(Collected data entries)
..............................

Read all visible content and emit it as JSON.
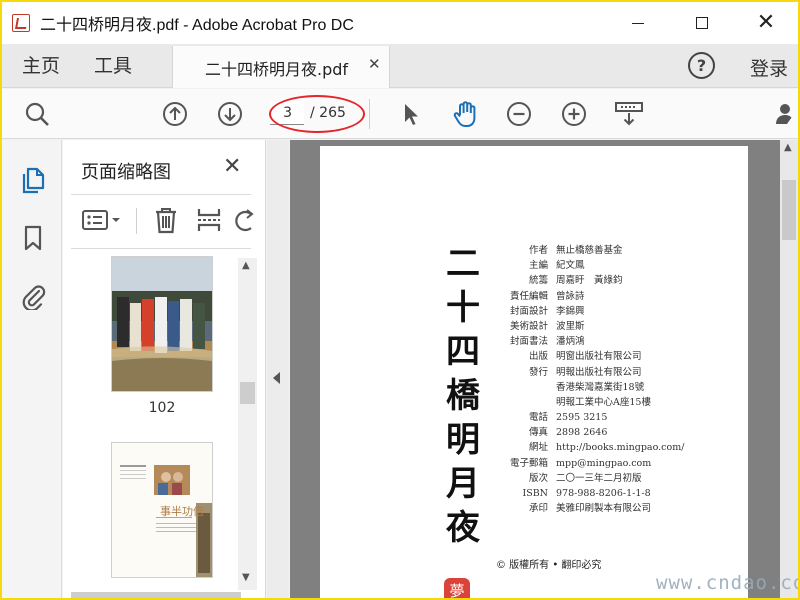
{
  "window": {
    "title": "二十四桥明月夜.pdf - Adobe Acrobat Pro DC",
    "minimize_glyph": "—",
    "close_glyph": "✕"
  },
  "tabs": {
    "home": "主页",
    "tools": "工具",
    "document": "二十四桥明月夜.pdf",
    "document_close": "✕",
    "help": "?",
    "login": "登录"
  },
  "toolbar": {
    "current_page": "3",
    "total_pages": "/ 265",
    "icons": [
      "search-zoom-icon",
      "page-up-icon",
      "page-down-icon",
      "select-cursor-icon",
      "hand-tool-icon",
      "zoom-out-icon",
      "zoom-in-icon",
      "page-fit-icon",
      "account-icon"
    ],
    "accent_color": "#1a6fb5",
    "highlight_color": "#e4252a"
  },
  "sidebar": {
    "rail_icons": [
      "page-thumbnails-icon",
      "bookmarks-icon",
      "attachments-icon"
    ]
  },
  "thumbnail_panel": {
    "title": "页面缩略图",
    "close": "✕",
    "tools": [
      "thumbnail-options-icon",
      "delete-page-icon",
      "split-page-icon",
      "rotate-page-icon"
    ],
    "thumbnails": [
      {
        "label": "102"
      },
      {
        "label": ""
      }
    ],
    "thumb2_heading": "事半功倍"
  },
  "document": {
    "title_chars": [
      "二",
      "十",
      "四",
      "橋",
      "明",
      "月",
      "夜"
    ],
    "info": [
      {
        "label": "作者",
        "value": "無止橋慈善基金"
      },
      {
        "label": "主編",
        "value": "紀文鳳"
      },
      {
        "label": "統籌",
        "value": "周嘉盱　黃綠鈞"
      },
      {
        "label": "責任編輯",
        "value": "曾詠詩"
      },
      {
        "label": "封面設計",
        "value": "李錦興"
      },
      {
        "label": "美術設計",
        "value": "波里斯"
      },
      {
        "label": "封面書法",
        "value": "潘炳鴻"
      },
      {
        "label": "出版",
        "value": "明窗出版社有限公司"
      },
      {
        "label": "發行",
        "value": "明報出版社有限公司"
      },
      {
        "label": "",
        "value": "香港柴灣嘉業街18號"
      },
      {
        "label": "",
        "value": "明報工業中心A座15樓"
      },
      {
        "label": "電話",
        "value": "2595 3215"
      },
      {
        "label": "傳真",
        "value": "2898 2646"
      },
      {
        "label": "網址",
        "value": "http://books.mingpao.com/"
      },
      {
        "label": "電子郵箱",
        "value": "mpp@mingpao.com"
      },
      {
        "label": "版次",
        "value": "二〇一三年二月初版"
      },
      {
        "label": "ISBN",
        "value": "978-988-8206-1-1-8"
      },
      {
        "label": "承印",
        "value": "美雅印刷製本有限公司"
      }
    ],
    "copyright": "© 版權所有 • 翻印必究",
    "seal_char": "夢"
  },
  "watermark": "www.cndao.com"
}
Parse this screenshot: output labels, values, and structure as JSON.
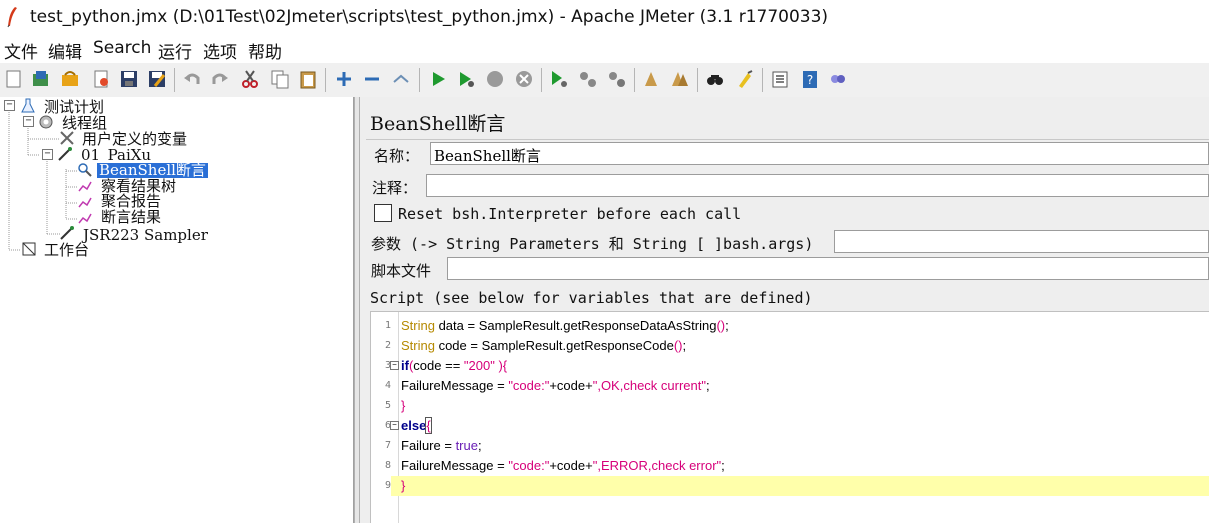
{
  "window": {
    "title": "test_python.jmx (D:\\01Test\\02Jmeter\\scripts\\test_python.jmx) - Apache JMeter (3.1 r1770033)"
  },
  "menu": [
    "文件",
    "编辑",
    "Search",
    "运行",
    "选项",
    "帮助"
  ],
  "toolbar": {
    "icons": [
      "new-icon",
      "templates-icon",
      "open-icon",
      "close-icon",
      "save-icon",
      "save-as-icon",
      "undo-icon",
      "redo-icon",
      "cut-icon",
      "copy-icon",
      "paste-icon",
      "expand-icon",
      "collapse-icon",
      "toggle-icon",
      "start-icon",
      "start-no-pause-icon",
      "stop-icon",
      "shutdown-icon",
      "remote-start-icon",
      "remote-stop-icon",
      "remote-shutdown-icon",
      "clear-icon",
      "clear-all-icon",
      "search-icon",
      "reset-search-icon",
      "function-helper-icon",
      "help-icon",
      "log-icon"
    ]
  },
  "tree": {
    "items": [
      {
        "label": "测试计划",
        "level": 0
      },
      {
        "label": "线程组",
        "level": 1
      },
      {
        "label": "用户定义的变量",
        "level": 2
      },
      {
        "label": "01_PaiXu",
        "level": 2
      },
      {
        "label": "BeanShell断言",
        "level": 3,
        "selected": true
      },
      {
        "label": "察看结果树",
        "level": 3
      },
      {
        "label": "聚合报告",
        "level": 3
      },
      {
        "label": "断言结果",
        "level": 3
      },
      {
        "label": "JSR223 Sampler",
        "level": 2
      },
      {
        "label": "工作台",
        "level": 0
      }
    ]
  },
  "panel": {
    "title": "BeanShell断言",
    "name_label": "名称：",
    "name_value": "BeanShell断言",
    "comment_label": "注释：",
    "comment_value": "",
    "reset_label": "Reset bsh.Interpreter before each call",
    "reset_checked": false,
    "params_label": "参数 (-> String Parameters 和 String [ ]bash.args)",
    "params_value": "",
    "file_label": "脚本文件",
    "file_value": "",
    "script_label": "Script (see below for variables that are defined)"
  },
  "script_lines": [
    {
      "n": "1",
      "text": "String data = SampleResult.getResponseDataAsString();"
    },
    {
      "n": "2",
      "text": "String code = SampleResult.getResponseCode();"
    },
    {
      "n": "3",
      "text": "if(code == \"200\" ){"
    },
    {
      "n": "4",
      "text": "FailureMessage = \"code:\"+code+\",OK,check current\";"
    },
    {
      "n": "5",
      "text": "}"
    },
    {
      "n": "6",
      "text": "else{"
    },
    {
      "n": "7",
      "text": "Failure = true;"
    },
    {
      "n": "8",
      "text": "FailureMessage = \"code:\"+code+\",ERROR,check error\";"
    },
    {
      "n": "9",
      "text": "}"
    }
  ],
  "colors": {
    "selection": "#2a6fd6",
    "current_line": "#ffffaa",
    "keyword": "#b58900",
    "string": "#d6007a"
  }
}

..............................

> [Required work]: The answer should be a single number: the count of lines in the data that include the string "shutdown".

> [The response]: 2